▶ **Instruction**:
Present the following data again exactly as it is shown.

▶ **Data listing**:
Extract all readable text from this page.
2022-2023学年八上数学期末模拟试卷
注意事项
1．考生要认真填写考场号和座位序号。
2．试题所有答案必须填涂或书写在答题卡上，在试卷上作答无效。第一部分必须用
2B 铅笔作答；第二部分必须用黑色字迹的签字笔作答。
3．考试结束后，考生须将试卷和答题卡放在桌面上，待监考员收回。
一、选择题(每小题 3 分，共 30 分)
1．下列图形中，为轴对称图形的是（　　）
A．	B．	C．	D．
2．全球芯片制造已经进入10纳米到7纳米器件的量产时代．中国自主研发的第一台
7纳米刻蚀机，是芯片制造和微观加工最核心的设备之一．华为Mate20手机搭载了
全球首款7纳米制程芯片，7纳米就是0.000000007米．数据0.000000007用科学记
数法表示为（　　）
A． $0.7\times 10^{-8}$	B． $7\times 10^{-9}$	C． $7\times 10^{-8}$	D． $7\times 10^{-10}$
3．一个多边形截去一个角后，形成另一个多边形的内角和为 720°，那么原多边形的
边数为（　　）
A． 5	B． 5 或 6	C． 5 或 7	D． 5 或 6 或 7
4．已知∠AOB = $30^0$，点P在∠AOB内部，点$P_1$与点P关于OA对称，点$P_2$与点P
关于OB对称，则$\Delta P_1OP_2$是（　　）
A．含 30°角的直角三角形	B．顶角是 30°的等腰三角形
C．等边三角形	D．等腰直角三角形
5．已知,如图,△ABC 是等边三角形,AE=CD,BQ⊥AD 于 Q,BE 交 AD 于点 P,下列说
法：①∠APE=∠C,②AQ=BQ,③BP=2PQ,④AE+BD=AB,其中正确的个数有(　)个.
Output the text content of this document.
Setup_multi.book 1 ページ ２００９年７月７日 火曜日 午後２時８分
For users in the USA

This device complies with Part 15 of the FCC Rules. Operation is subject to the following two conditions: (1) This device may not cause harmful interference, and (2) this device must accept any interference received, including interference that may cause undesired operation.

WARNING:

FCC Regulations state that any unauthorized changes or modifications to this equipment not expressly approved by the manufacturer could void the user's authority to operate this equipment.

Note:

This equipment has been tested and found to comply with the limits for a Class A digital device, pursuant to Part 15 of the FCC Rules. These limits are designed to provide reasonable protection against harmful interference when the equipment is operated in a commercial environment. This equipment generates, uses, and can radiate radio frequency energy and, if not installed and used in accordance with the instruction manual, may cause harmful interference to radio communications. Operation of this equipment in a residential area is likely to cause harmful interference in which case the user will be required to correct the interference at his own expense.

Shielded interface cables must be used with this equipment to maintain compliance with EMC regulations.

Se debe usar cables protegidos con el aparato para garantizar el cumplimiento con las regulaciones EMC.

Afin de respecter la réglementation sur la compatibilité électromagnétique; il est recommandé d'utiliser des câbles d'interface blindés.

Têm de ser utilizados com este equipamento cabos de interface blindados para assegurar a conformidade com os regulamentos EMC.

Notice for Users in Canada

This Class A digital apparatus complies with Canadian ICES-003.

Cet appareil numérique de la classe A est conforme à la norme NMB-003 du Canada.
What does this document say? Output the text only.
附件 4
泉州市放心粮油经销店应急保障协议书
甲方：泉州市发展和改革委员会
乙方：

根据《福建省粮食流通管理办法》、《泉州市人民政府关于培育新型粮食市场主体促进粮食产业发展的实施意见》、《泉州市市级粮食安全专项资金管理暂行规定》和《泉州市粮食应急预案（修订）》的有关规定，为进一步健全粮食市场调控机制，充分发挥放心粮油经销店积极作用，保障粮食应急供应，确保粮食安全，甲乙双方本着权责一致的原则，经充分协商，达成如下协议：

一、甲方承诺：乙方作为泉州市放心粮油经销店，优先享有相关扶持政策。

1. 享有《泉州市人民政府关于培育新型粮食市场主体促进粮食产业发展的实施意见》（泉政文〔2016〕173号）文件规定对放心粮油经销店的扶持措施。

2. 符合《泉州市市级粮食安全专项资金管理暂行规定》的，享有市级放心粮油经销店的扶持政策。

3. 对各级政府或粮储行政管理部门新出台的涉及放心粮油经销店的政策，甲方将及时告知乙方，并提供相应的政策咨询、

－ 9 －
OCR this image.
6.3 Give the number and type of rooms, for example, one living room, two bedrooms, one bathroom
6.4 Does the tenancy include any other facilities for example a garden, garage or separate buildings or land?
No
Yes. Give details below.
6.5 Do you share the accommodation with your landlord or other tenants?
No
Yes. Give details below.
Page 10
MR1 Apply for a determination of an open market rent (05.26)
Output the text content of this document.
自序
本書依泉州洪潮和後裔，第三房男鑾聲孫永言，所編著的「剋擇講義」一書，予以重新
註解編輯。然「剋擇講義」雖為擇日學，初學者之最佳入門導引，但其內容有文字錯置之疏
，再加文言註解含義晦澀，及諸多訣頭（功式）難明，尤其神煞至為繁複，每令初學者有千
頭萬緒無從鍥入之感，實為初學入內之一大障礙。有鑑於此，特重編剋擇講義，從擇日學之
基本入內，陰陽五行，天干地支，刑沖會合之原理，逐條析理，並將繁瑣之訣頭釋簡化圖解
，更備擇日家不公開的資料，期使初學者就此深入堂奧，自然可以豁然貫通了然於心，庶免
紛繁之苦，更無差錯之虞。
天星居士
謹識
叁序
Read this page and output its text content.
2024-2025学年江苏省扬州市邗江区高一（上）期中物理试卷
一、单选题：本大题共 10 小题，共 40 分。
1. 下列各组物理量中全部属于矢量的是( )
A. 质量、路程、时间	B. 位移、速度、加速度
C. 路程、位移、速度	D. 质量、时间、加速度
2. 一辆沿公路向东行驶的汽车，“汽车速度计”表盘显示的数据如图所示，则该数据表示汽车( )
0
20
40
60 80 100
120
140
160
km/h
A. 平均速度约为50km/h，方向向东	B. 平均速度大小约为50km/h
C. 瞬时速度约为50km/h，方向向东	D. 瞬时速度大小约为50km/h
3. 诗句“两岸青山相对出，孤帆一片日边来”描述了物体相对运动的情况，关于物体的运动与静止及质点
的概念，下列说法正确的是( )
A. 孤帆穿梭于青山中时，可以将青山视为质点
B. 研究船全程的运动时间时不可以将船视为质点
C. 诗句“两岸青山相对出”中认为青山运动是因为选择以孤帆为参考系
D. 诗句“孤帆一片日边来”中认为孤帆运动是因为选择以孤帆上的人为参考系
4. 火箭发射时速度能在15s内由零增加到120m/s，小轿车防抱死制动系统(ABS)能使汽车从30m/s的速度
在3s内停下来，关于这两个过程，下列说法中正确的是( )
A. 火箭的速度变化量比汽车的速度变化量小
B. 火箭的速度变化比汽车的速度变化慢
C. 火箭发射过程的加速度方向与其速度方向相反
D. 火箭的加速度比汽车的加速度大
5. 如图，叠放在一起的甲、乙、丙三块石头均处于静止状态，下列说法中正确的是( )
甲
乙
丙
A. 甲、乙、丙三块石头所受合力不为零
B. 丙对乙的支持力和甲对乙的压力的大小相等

▶ **Answer in full**:
Extract all readable text from this page.
2022-2023学年八上数学期末模拟试卷
注意事项
1．考生要认真填写考场号和座位序号。
2．试题所有答案必须填涂或书写在答题卡上，在试卷上作答无效。第一部分必须用
2B 铅笔作答；第二部分必须用黑色字迹的签字笔作答。
3．考试结束后，考生须将试卷和答题卡放在桌面上，待监考员收回。
一、选择题(每小题 3 分，共 30 分)
1．下列图形中，为轴对称图形的是（　　）
A．	B．	C．	D．
2．全球芯片制造已经进入10纳米到7纳米器件的量产时代．中国自主研发的第一台
7纳米刻蚀机，是芯片制造和微观加工最核心的设备之一．华为Mate20手机搭载了
全球首款7纳米制程芯片，7纳米就是0.000000007米．数据0.000000007用科学记
数法表示为（　　）
A． $0.7\times 10^{-8}$	B． $7\times 10^{-9}$	C． $7\times 10^{-8}$	D． $7\times 10^{-10}$
3．一个多边形截去一个角后，形成另一个多边形的内角和为 720°，那么原多边形的
边数为（　　）
A． 5	B． 5 或 6	C． 5 或 7	D． 5 或 6 或 7
4．已知∠AOB = $30^0$，点P在∠AOB内部，点$P_1$与点P关于OA对称，点$P_2$与点P
关于OB对称，则$\Delta P_1OP_2$是（　　）
A．含 30°角的直角三角形	B．顶角是 30°的等腰三角形
C．等边三角形	D．等腰直角三角形
5．已知,如图,△ABC 是等边三角形,AE=CD,BQ⊥AD 于 Q,BE 交 AD 于点 P,下列说
法：①∠APE=∠C,②AQ=BQ,③BP=2PQ,④AE+BD=AB,其中正确的个数有(　)个.
Output the text content of this document.
Setup_multi.book 1 ページ ２００９年７月７日 火曜日 午後２時８分
For users in the USA

This device complies with Part 15 of the FCC Rules. Operation is subject to the following two conditions: (1) This device may not cause harmful interference, and (2) this device must accept any interference received, including interference that may cause undesired operation.

WARNING:

FCC Regulations state that any unauthorized changes or modifications to this equipment not expressly approved by the manufacturer could void the user's authority to operate this equipment.

Note:

This equipment has been tested and found to comply with the limits for a Class A digital device, pursuant to Part 15 of the FCC Rules. These limits are designed to provide reasonable protection against harmful interference when the equipment is operated in a commercial environment. This equipment generates, uses, and can radiate radio frequency energy and, if not installed and used in accordance with the instruction manual, may cause harmful interference to radio communications. Operation of this equipment in a residential area is likely to cause harmful interference in which case the user will be required to correct the interference at his own expense.

Shielded interface cables must be used with this equipment to maintain compliance with EMC regulations.

Se debe usar cables protegidos con el aparato para garantizar el cumplimiento con las regulaciones EMC.

Afin de respecter la réglementation sur la compatibilité électromagnétique; il est recommandé d'utiliser des câbles d'interface blindés.

Têm de ser utilizados com este equipamento cabos de interface blindados para assegurar a conformidade com os regulamentos EMC.

Notice for Users in Canada

This Class A digital apparatus complies with Canadian ICES-003.

Cet appareil numérique de la classe A est conforme à la norme NMB-003 du Canada.
What does this document say? Output the text only.
附件 4
泉州市放心粮油经销店应急保障协议书
甲方：泉州市发展和改革委员会
乙方：

根据《福建省粮食流通管理办法》、《泉州市人民政府关于培育新型粮食市场主体促进粮食产业发展的实施意见》、《泉州市市级粮食安全专项资金管理暂行规定》和《泉州市粮食应急预案（修订）》的有关规定，为进一步健全粮食市场调控机制，充分发挥放心粮油经销店积极作用，保障粮食应急供应，确保粮食安全，甲乙双方本着权责一致的原则，经充分协商，达成如下协议：

一、甲方承诺：乙方作为泉州市放心粮油经销店，优先享有相关扶持政策。

1. 享有《泉州市人民政府关于培育新型粮食市场主体促进粮食产业发展的实施意见》（泉政文〔2016〕173号）文件规定对放心粮油经销店的扶持措施。

2. 符合《泉州市市级粮食安全专项资金管理暂行规定》的，享有市级放心粮油经销店的扶持政策。

3. 对各级政府或粮储行政管理部门新出台的涉及放心粮油经销店的政策，甲方将及时告知乙方，并提供相应的政策咨询、

－ 9 －
OCR this image.
6.3 Give the number and type of rooms, for example, one living room, two bedrooms, one bathroom
6.4 Does the tenancy include any other facilities for example a garden, garage or separate buildings or land?
No
Yes. Give details below.
6.5 Do you share the accommodation with your landlord or other tenants?
No
Yes. Give details below.
Page 10
MR1 Apply for a determination of an open market rent (05.26)
Output the text content of this document.
自序
本書依泉州洪潮和後裔，第三房男鑾聲孫永言，所編著的「剋擇講義」一書，予以重新
註解編輯。然「剋擇講義」雖為擇日學，初學者之最佳入門導引，但其內容有文字錯置之疏
，再加文言註解含義晦澀，及諸多訣頭（功式）難明，尤其神煞至為繁複，每令初學者有千
頭萬緒無從鍥入之感，實為初學入內之一大障礙。有鑑於此，特重編剋擇講義，從擇日學之
基本入內，陰陽五行，天干地支，刑沖會合之原理，逐條析理，並將繁瑣之訣頭釋簡化圖解
，更備擇日家不公開的資料，期使初學者就此深入堂奧，自然可以豁然貫通了然於心，庶免
紛繁之苦，更無差錯之虞。
天星居士
謹識
叁序
Read this page and output its text content.
2024-2025学年江苏省扬州市邗江区高一（上）期中物理试卷
一、单选题：本大题共 10 小题，共 40 分。
1. 下列各组物理量中全部属于矢量的是( )
A. 质量、路程、时间	B. 位移、速度、加速度
C. 路程、位移、速度	D. 质量、时间、加速度
2. 一辆沿公路向东行驶的汽车，“汽车速度计”表盘显示的数据如图所示，则该数据表示汽车( )
0
20
40
60 80 100
120
140
160
km/h
A. 平均速度约为50km/h，方向向东	B. 平均速度大小约为50km/h
C. 瞬时速度约为50km/h，方向向东	D. 瞬时速度大小约为50km/h
3. 诗句“两岸青山相对出，孤帆一片日边来”描述了物体相对运动的情况，关于物体的运动与静止及质点
的概念，下列说法正确的是( )
A. 孤帆穿梭于青山中时，可以将青山视为质点
B. 研究船全程的运动时间时不可以将船视为质点
C. 诗句“两岸青山相对出”中认为青山运动是因为选择以孤帆为参考系
D. 诗句“孤帆一片日边来”中认为孤帆运动是因为选择以孤帆上的人为参考系
4. 火箭发射时速度能在15s内由零增加到120m/s，小轿车防抱死制动系统(ABS)能使汽车从30m/s的速度
在3s内停下来，关于这两个过程，下列说法中正确的是( )
A. 火箭的速度变化量比汽车的速度变化量小
B. 火箭的速度变化比汽车的速度变化慢
C. 火箭发射过程的加速度方向与其速度方向相反
D. 火箭的加速度比汽车的加速度大
5. 如图，叠放在一起的甲、乙、丙三块石头均处于静止状态，下列说法中正确的是( )
甲
乙
丙
A. 甲、乙、丙三块石头所受合力不为零
B. 丙对乙的支持力和甲对乙的压力的大小相等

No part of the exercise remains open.